(A run of records)

======

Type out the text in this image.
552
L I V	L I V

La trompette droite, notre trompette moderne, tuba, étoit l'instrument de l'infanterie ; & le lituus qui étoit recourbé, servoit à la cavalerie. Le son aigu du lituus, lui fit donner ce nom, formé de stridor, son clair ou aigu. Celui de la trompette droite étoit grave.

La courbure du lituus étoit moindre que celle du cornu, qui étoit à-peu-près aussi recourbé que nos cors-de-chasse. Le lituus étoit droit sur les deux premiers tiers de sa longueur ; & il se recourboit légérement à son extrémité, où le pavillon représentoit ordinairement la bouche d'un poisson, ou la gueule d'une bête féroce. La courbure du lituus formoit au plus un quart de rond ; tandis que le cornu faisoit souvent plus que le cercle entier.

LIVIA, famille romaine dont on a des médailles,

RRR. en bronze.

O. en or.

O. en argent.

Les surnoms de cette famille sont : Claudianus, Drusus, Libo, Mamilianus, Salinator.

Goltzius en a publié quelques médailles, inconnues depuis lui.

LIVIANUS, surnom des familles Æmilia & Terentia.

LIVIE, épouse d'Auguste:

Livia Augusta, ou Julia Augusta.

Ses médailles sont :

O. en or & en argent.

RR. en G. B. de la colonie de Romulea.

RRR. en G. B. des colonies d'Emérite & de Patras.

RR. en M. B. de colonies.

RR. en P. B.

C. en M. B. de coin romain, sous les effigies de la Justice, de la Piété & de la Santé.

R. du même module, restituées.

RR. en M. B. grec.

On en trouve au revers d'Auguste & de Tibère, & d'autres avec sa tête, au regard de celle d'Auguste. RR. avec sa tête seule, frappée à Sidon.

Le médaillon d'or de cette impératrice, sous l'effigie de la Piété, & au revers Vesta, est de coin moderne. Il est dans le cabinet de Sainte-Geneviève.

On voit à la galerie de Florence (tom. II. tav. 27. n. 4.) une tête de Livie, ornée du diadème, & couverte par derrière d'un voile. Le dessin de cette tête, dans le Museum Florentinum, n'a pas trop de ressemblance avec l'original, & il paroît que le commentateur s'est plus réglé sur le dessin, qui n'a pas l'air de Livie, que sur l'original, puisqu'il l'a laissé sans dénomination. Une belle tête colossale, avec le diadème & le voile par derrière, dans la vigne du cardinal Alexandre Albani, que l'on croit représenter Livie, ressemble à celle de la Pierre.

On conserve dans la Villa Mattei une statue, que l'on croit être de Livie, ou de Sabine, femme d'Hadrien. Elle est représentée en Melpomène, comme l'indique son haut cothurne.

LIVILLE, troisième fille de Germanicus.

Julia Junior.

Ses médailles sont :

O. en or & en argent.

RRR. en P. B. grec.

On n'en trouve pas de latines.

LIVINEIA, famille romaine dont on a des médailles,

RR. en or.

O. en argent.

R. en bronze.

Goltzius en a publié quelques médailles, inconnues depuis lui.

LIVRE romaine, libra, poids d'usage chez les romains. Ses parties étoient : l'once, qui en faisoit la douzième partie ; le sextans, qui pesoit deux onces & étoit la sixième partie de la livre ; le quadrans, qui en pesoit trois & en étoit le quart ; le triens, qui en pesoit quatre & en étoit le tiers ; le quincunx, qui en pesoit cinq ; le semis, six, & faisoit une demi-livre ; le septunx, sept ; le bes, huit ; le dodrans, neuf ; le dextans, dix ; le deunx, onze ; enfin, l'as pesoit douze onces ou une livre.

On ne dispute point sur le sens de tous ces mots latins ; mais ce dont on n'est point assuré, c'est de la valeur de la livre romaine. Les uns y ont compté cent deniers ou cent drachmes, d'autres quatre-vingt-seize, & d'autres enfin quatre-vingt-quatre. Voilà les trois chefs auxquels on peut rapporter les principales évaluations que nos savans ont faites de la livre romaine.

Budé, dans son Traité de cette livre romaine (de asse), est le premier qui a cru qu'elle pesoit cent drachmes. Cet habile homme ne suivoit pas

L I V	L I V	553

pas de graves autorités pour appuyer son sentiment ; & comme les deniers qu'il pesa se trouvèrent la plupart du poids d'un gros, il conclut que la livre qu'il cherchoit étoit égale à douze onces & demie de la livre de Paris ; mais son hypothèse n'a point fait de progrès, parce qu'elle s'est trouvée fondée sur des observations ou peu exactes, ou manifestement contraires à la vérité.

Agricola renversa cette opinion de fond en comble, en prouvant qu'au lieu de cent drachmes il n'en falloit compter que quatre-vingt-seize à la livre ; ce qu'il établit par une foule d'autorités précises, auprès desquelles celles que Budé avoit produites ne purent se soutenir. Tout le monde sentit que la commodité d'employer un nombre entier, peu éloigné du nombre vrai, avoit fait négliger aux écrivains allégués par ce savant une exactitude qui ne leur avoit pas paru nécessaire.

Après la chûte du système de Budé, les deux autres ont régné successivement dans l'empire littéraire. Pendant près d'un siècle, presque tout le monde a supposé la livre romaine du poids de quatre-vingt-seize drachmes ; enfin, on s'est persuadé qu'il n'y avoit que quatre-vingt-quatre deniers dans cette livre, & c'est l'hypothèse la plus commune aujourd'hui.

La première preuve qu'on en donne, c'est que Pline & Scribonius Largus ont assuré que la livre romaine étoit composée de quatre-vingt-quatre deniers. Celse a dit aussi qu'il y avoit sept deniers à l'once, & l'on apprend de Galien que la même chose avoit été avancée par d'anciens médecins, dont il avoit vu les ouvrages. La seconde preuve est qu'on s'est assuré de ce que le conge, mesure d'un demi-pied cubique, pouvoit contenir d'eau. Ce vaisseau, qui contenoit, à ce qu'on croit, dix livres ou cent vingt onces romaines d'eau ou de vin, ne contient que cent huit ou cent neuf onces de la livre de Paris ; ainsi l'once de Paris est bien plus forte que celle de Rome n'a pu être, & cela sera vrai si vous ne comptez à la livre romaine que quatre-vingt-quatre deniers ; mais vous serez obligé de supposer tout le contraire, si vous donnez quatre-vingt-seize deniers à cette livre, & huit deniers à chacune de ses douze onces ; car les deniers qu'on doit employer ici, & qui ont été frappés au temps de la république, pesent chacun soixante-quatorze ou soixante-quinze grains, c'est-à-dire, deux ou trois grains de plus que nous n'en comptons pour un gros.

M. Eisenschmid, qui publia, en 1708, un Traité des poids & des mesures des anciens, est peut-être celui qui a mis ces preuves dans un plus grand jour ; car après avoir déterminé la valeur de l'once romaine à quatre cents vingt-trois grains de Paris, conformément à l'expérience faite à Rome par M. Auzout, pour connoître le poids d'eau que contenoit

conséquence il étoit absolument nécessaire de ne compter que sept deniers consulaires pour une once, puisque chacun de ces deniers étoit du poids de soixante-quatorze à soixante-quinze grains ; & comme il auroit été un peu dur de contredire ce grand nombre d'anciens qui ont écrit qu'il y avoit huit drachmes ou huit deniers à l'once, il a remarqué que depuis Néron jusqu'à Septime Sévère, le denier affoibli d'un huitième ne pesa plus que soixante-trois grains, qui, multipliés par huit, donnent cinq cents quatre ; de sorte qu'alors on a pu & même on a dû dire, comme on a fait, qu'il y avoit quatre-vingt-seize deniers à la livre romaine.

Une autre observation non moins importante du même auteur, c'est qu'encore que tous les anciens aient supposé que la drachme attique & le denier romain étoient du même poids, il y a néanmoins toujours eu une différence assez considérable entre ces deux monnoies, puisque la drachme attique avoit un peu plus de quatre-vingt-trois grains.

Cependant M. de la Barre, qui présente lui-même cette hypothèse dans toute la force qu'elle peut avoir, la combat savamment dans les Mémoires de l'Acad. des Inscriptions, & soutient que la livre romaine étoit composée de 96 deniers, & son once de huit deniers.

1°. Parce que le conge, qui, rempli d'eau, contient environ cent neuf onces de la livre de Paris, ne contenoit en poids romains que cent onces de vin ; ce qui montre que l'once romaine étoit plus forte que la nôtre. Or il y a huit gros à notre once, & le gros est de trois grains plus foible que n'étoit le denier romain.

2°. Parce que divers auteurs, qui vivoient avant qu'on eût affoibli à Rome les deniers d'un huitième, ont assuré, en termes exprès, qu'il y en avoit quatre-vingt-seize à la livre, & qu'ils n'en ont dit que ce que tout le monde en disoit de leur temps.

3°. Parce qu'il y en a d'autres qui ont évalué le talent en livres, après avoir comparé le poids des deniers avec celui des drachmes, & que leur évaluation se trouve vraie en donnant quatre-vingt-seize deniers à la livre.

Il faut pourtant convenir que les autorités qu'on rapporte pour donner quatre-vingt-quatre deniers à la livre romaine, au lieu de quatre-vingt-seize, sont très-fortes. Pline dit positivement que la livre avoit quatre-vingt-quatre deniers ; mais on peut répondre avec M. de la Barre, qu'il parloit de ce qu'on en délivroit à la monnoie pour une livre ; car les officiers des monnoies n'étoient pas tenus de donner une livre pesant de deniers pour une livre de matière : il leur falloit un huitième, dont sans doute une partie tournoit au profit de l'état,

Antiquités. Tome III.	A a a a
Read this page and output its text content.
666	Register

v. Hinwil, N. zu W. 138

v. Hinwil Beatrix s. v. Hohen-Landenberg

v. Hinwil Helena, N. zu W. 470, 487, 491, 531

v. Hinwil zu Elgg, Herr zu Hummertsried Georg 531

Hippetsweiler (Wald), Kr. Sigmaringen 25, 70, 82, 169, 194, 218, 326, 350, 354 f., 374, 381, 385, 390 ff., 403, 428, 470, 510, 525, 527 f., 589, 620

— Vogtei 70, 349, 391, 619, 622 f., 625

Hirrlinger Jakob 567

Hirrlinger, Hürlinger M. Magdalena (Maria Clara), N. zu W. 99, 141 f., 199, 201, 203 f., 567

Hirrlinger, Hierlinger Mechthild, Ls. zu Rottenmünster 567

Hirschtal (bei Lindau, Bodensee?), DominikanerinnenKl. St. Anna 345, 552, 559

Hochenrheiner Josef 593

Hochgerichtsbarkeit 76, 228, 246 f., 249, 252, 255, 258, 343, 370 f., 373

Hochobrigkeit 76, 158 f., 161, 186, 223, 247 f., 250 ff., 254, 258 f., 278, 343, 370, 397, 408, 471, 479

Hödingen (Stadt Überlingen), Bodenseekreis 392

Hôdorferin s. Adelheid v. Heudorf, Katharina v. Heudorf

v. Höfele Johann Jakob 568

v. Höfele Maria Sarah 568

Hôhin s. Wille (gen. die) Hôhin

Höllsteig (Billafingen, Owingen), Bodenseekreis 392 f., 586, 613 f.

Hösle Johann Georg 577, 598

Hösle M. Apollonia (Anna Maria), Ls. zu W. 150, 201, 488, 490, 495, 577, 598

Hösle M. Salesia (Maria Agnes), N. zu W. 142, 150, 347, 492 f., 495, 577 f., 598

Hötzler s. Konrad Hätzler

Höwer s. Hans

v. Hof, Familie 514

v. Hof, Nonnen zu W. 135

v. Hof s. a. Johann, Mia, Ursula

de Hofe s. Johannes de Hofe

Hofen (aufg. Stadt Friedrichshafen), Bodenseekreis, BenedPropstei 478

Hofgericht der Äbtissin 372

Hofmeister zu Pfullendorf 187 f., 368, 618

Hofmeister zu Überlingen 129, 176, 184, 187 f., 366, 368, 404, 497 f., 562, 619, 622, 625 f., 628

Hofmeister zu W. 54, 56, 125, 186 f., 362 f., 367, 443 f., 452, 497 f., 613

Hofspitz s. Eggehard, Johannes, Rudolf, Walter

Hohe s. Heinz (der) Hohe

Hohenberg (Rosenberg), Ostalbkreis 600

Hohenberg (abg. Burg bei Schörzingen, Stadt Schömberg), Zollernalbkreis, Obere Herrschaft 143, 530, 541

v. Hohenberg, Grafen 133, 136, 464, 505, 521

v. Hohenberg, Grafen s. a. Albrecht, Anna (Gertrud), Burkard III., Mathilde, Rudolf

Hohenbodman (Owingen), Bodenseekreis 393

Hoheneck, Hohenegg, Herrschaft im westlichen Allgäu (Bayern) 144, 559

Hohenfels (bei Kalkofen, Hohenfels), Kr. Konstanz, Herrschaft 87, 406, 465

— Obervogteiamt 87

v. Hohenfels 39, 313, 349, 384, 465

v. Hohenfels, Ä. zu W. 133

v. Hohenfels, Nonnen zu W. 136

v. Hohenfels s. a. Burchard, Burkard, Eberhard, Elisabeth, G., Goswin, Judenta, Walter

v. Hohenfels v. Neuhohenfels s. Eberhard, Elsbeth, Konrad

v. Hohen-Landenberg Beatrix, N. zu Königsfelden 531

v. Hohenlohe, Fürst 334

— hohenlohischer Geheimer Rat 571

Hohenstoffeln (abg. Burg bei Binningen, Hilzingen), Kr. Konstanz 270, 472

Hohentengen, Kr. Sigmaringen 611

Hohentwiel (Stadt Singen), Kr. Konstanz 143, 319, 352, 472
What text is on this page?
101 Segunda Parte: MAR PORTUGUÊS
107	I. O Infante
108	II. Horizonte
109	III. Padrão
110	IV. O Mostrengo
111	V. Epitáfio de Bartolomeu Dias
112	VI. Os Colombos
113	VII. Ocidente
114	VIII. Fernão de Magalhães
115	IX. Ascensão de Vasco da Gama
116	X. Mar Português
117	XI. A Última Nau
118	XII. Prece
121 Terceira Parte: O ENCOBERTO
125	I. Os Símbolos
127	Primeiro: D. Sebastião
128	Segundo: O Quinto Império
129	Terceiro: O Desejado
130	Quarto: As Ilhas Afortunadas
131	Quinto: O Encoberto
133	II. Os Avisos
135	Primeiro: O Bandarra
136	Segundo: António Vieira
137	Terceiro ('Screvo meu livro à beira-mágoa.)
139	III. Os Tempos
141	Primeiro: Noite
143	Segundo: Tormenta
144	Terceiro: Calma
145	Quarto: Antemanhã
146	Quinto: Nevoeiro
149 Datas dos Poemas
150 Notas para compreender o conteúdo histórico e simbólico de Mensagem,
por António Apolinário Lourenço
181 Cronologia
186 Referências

======

= WHAT NEEDS TO BE DONE =
Reproduce the lines of the entries above exactly, but only from the line containing "What text is on this page?" through the final line.

= OUTPUT =
What text is on this page?
101 Segunda Parte: MAR PORTUGUÊS
107	I. O Infante
108	II. Horizonte
109	III. Padrão
110	IV. O Mostrengo
111	V. Epitáfio de Bartolomeu Dias
112	VI. Os Colombos
113	VII. Ocidente
114	VIII. Fernão de Magalhães
115	IX. Ascensão de Vasco da Gama
116	X. Mar Português
117	XI. A Última Nau
118	XII. Prece
121 Terceira Parte: O ENCOBERTO
125	I. Os Símbolos
127	Primeiro: D. Sebastião
128	Segundo: O Quinto Império
129	Terceiro: O Desejado
130	Quarto: As Ilhas Afortunadas
131	Quinto: O Encoberto
133	II. Os Avisos
135	Primeiro: O Bandarra
136	Segundo: António Vieira
137	Terceiro ('Screvo meu livro à beira-mágoa.)
139	III. Os Tempos
141	Primeiro: Noite
143	Segundo: Tormenta
144	Terceiro: Calma
145	Quarto: Antemanhã
146	Quinto: Nevoeiro
149 Datas dos Poemas
150 Notas para compreender o conteúdo histórico e simbólico de Mensagem,
por António Apolinário Lourenço
181 Cronologia
186 Referências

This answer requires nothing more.